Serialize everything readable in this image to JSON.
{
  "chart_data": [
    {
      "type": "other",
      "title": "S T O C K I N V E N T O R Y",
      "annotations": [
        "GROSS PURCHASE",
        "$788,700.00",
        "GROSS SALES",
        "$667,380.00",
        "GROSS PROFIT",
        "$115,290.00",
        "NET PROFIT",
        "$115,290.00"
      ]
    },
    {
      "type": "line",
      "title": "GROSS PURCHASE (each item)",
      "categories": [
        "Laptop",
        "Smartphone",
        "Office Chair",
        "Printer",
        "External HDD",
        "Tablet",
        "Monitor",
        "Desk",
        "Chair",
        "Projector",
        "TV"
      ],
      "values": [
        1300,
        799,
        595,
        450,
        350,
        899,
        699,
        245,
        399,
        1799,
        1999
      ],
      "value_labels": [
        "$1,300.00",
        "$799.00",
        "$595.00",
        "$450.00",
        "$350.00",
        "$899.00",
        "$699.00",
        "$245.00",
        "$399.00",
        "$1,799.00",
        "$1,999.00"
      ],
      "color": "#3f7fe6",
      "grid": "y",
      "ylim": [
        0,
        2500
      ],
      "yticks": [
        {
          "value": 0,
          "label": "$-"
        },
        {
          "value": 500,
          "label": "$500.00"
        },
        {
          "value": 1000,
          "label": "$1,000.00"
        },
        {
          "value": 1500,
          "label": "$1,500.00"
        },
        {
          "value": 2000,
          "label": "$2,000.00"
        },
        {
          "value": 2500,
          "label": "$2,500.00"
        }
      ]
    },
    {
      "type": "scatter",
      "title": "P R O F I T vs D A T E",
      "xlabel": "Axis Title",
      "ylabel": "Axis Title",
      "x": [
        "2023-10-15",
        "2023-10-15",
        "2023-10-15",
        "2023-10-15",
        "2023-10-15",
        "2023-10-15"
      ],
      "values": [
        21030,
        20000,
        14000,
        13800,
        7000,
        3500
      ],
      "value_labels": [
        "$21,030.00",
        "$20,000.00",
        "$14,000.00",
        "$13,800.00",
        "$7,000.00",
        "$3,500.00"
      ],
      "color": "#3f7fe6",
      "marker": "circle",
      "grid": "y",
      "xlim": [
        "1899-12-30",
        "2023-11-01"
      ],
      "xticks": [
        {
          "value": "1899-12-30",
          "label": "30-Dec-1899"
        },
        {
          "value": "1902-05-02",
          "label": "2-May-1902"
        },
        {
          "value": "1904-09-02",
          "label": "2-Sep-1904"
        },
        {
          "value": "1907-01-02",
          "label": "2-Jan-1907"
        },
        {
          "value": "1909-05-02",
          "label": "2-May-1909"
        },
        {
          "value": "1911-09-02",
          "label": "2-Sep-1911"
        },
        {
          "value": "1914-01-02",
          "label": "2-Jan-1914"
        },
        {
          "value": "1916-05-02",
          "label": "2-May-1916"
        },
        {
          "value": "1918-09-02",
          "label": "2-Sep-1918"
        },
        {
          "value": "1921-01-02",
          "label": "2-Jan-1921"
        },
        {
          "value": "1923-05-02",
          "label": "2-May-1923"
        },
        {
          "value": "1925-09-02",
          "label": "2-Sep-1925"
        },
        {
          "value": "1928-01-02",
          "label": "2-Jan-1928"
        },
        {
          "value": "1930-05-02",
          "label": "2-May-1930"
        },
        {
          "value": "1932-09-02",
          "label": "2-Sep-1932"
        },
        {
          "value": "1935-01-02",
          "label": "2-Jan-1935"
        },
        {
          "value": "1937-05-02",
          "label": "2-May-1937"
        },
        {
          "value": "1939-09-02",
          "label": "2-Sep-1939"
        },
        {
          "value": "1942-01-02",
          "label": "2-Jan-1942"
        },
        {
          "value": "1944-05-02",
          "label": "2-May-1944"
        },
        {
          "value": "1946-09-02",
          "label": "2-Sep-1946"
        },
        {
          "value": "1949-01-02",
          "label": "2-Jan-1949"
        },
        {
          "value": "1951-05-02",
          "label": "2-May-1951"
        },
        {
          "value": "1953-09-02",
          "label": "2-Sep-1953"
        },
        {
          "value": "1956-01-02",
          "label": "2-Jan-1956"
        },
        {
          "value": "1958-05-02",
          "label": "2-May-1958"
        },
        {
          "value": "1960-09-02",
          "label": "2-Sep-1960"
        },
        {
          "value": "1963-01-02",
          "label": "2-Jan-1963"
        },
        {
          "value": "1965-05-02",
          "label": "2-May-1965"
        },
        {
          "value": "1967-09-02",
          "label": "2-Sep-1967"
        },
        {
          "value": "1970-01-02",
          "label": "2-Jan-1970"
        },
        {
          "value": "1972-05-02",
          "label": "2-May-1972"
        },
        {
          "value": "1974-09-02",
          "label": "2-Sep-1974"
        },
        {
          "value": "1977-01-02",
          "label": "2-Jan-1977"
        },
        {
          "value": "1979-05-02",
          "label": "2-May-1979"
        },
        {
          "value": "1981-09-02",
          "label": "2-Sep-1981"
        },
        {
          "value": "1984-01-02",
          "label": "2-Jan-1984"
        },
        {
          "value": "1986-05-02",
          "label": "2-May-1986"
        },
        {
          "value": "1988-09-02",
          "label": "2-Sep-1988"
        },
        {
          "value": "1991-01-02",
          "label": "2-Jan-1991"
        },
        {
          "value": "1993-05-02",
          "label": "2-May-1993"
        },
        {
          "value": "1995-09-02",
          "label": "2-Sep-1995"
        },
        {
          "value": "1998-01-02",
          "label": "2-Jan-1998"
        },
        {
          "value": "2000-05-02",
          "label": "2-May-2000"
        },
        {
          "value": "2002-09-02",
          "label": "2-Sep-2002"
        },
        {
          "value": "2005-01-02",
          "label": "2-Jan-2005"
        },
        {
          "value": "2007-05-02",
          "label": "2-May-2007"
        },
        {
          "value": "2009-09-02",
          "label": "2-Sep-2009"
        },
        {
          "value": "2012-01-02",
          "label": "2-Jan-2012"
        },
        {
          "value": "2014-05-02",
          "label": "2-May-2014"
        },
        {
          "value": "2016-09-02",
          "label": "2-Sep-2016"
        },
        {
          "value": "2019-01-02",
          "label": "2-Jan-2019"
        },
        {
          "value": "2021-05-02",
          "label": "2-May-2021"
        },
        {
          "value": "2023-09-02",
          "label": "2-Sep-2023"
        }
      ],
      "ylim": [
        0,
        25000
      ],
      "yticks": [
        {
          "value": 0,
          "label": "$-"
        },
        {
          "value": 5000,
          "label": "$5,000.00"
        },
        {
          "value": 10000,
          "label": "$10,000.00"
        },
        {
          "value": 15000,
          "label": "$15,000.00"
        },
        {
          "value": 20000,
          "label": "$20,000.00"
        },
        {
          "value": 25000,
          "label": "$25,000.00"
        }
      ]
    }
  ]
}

> What is being asked
State the number of lines above that hold the string "Axis", with nothing added.

> Answer to the task
2